──────── Raw data
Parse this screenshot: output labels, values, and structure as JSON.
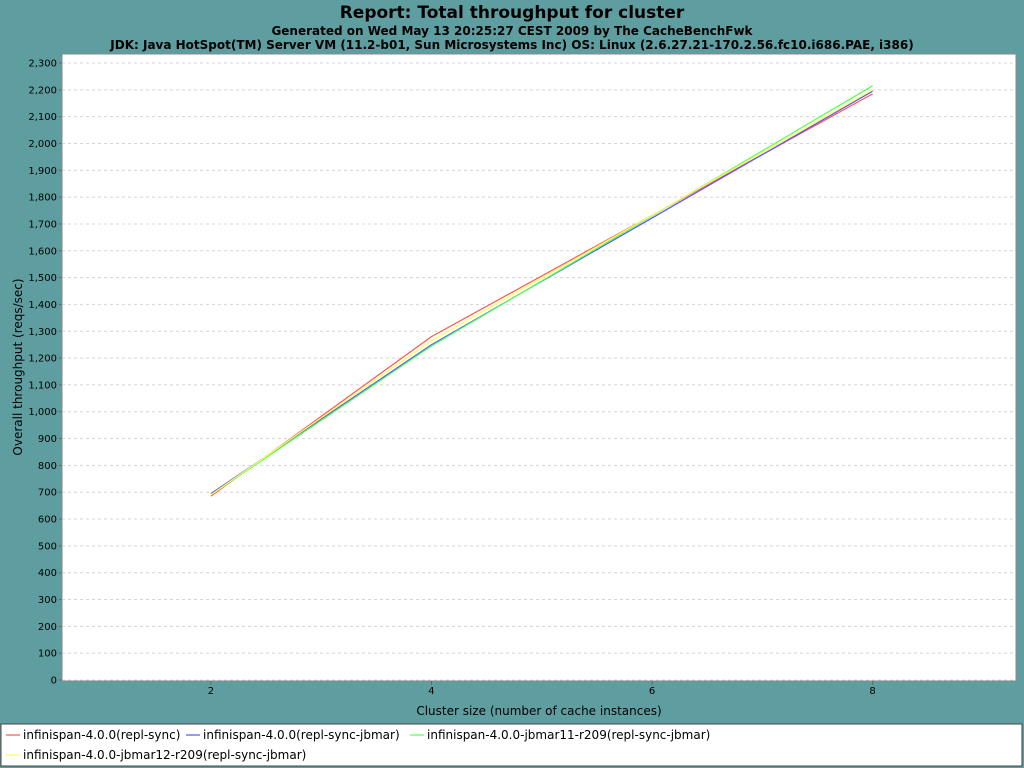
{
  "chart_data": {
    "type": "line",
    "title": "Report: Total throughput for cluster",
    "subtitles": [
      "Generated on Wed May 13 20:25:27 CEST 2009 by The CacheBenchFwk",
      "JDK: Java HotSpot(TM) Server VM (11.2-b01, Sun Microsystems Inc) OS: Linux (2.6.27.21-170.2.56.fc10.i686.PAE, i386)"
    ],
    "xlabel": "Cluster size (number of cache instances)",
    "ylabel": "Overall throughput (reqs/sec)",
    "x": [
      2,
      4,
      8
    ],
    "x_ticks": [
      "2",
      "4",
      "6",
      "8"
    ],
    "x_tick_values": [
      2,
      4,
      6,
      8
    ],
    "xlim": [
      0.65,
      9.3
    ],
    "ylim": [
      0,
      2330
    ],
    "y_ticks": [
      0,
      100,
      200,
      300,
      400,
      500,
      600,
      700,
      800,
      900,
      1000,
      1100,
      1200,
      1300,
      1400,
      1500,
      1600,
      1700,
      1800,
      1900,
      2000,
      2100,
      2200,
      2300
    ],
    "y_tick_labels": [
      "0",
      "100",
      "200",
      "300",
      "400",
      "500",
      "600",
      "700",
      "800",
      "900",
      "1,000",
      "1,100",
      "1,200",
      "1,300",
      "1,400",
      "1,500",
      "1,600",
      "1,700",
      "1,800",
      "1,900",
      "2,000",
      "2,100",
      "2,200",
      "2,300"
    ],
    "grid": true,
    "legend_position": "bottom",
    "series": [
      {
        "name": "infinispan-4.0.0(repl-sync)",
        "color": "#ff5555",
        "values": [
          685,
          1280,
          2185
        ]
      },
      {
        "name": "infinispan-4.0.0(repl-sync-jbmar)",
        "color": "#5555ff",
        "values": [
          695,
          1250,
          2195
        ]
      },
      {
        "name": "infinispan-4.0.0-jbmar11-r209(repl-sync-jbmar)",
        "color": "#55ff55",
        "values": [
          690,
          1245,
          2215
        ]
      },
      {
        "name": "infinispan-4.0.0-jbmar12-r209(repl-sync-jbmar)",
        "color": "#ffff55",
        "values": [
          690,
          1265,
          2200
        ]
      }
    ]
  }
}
────────────────
§ Task requirements:
Output the entries above exactly, without their pictures.

§ The reply:
Parse this screenshot: output labels, values, and structure as JSON.
{
  "chart_data": {
    "type": "line",
    "title": "Report: Total throughput for cluster",
    "subtitles": [
      "Generated on Wed May 13 20:25:27 CEST 2009 by The CacheBenchFwk",
      "JDK: Java HotSpot(TM) Server VM (11.2-b01, Sun Microsystems Inc) OS: Linux (2.6.27.21-170.2.56.fc10.i686.PAE, i386)"
    ],
    "xlabel": "Cluster size (number of cache instances)",
    "ylabel": "Overall throughput (reqs/sec)",
    "x": [
      2,
      4,
      8
    ],
    "x_ticks": [
      "2",
      "4",
      "6",
      "8"
    ],
    "x_tick_values": [
      2,
      4,
      6,
      8
    ],
    "xlim": [
      0.65,
      9.3
    ],
    "ylim": [
      0,
      2330
    ],
    "y_ticks": [
      0,
      100,
      200,
      300,
      400,
      500,
      600,
      700,
      800,
      900,
      1000,
      1100,
      1200,
      1300,
      1400,
      1500,
      1600,
      1700,
      1800,
      1900,
      2000,
      2100,
      2200,
      2300
    ],
    "y_tick_labels": [
      "0",
      "100",
      "200",
      "300",
      "400",
      "500",
      "600",
      "700",
      "800",
      "900",
      "1,000",
      "1,100",
      "1,200",
      "1,300",
      "1,400",
      "1,500",
      "1,600",
      "1,700",
      "1,800",
      "1,900",
      "2,000",
      "2,100",
      "2,200",
      "2,300"
    ],
    "grid": true,
    "legend_position": "bottom",
    "series": [
      {
        "name": "infinispan-4.0.0(repl-sync)",
        "color": "#ff5555",
        "values": [
          685,
          1280,
          2185
        ]
      },
      {
        "name": "infinispan-4.0.0(repl-sync-jbmar)",
        "color": "#5555ff",
        "values": [
          695,
          1250,
          2195
        ]
      },
      {
        "name": "infinispan-4.0.0-jbmar11-r209(repl-sync-jbmar)",
        "color": "#55ff55",
        "values": [
          690,
          1245,
          2215
        ]
      },
      {
        "name": "infinispan-4.0.0-jbmar12-r209(repl-sync-jbmar)",
        "color": "#ffff55",
        "values": [
          690,
          1265,
          2200
        ]
      }
    ]
  }
}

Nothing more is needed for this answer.